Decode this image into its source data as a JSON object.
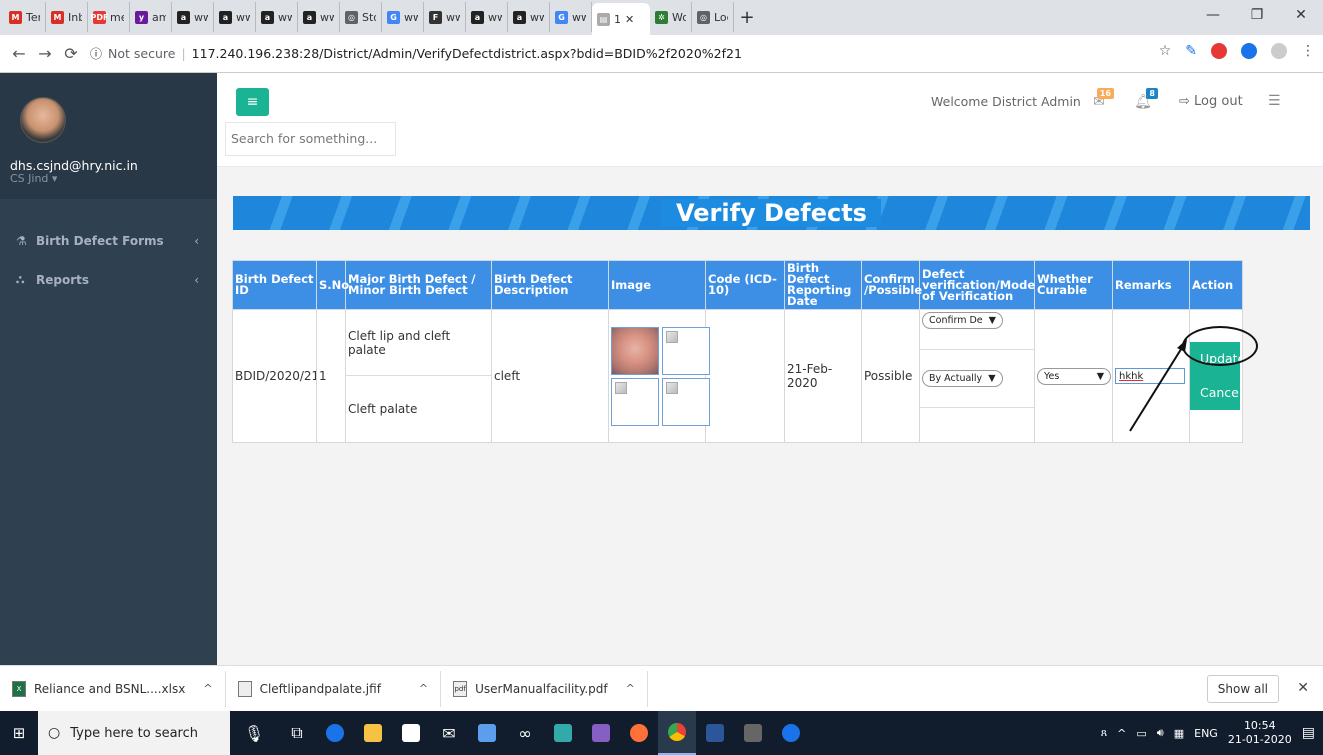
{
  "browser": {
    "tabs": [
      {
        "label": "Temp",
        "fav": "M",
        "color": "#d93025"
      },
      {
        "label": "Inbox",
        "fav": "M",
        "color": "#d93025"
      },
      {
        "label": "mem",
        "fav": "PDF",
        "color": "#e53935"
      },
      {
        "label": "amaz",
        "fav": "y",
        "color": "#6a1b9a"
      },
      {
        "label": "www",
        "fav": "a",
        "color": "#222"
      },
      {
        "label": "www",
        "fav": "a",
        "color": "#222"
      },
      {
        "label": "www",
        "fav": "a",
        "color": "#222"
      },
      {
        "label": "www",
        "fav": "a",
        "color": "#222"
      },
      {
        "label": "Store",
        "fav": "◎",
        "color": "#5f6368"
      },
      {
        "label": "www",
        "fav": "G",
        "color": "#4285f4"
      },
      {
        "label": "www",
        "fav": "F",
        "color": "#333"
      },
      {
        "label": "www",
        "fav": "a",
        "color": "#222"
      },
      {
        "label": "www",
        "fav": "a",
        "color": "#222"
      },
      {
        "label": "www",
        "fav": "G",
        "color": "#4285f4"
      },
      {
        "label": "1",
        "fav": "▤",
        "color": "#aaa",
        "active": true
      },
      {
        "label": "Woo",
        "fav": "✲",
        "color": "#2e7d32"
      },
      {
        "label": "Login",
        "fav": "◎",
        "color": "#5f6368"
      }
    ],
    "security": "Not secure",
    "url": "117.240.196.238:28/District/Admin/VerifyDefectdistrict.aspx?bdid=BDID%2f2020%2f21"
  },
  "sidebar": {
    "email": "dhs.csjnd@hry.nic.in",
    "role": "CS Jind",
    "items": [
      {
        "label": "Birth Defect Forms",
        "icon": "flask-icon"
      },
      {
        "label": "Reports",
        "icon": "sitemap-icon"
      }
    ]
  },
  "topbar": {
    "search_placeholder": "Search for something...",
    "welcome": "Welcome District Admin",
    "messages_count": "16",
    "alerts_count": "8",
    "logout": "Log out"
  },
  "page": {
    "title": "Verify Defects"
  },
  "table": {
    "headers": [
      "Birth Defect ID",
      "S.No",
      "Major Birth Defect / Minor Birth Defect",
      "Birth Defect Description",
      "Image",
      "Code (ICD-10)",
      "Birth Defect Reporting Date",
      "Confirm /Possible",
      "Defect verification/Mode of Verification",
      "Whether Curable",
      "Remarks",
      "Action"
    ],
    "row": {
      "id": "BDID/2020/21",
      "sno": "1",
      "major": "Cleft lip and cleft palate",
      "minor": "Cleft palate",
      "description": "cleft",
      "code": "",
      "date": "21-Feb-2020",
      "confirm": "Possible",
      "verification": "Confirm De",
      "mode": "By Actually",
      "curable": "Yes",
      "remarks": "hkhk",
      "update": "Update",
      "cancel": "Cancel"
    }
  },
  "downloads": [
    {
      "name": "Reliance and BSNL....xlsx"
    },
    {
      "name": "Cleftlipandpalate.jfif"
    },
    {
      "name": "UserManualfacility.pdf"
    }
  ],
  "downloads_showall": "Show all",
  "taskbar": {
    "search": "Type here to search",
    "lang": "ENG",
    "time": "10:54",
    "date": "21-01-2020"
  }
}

========================================

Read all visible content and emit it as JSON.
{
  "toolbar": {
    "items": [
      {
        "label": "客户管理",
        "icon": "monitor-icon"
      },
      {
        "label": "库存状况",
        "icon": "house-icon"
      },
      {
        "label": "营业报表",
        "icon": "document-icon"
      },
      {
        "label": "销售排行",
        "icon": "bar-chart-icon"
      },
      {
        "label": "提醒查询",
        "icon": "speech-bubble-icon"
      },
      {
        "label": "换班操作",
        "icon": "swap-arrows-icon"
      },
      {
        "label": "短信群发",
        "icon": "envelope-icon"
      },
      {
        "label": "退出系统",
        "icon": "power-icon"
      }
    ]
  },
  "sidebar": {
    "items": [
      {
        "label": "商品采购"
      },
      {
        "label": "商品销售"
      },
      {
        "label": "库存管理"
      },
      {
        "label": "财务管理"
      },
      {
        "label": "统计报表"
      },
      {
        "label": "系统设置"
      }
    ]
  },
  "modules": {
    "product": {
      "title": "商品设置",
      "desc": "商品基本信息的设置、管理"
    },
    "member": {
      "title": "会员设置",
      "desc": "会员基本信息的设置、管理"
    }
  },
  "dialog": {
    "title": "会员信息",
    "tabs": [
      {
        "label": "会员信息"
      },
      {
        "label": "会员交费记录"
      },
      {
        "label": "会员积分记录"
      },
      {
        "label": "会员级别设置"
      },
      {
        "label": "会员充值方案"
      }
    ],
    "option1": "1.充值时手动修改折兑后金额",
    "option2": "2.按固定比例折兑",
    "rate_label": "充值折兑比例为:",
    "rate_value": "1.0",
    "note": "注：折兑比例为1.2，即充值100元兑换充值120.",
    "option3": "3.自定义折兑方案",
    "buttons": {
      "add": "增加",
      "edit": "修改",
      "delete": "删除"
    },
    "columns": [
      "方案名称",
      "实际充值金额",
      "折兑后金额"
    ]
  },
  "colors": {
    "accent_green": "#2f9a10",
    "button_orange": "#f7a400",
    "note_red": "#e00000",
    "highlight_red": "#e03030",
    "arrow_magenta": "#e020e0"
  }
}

========================================

**SHORT PROBLEM:**
Go over the records above line by line and count those holding the word "Birth". Reply only with the number.

**SOLUTION TO THIS TASK:**
5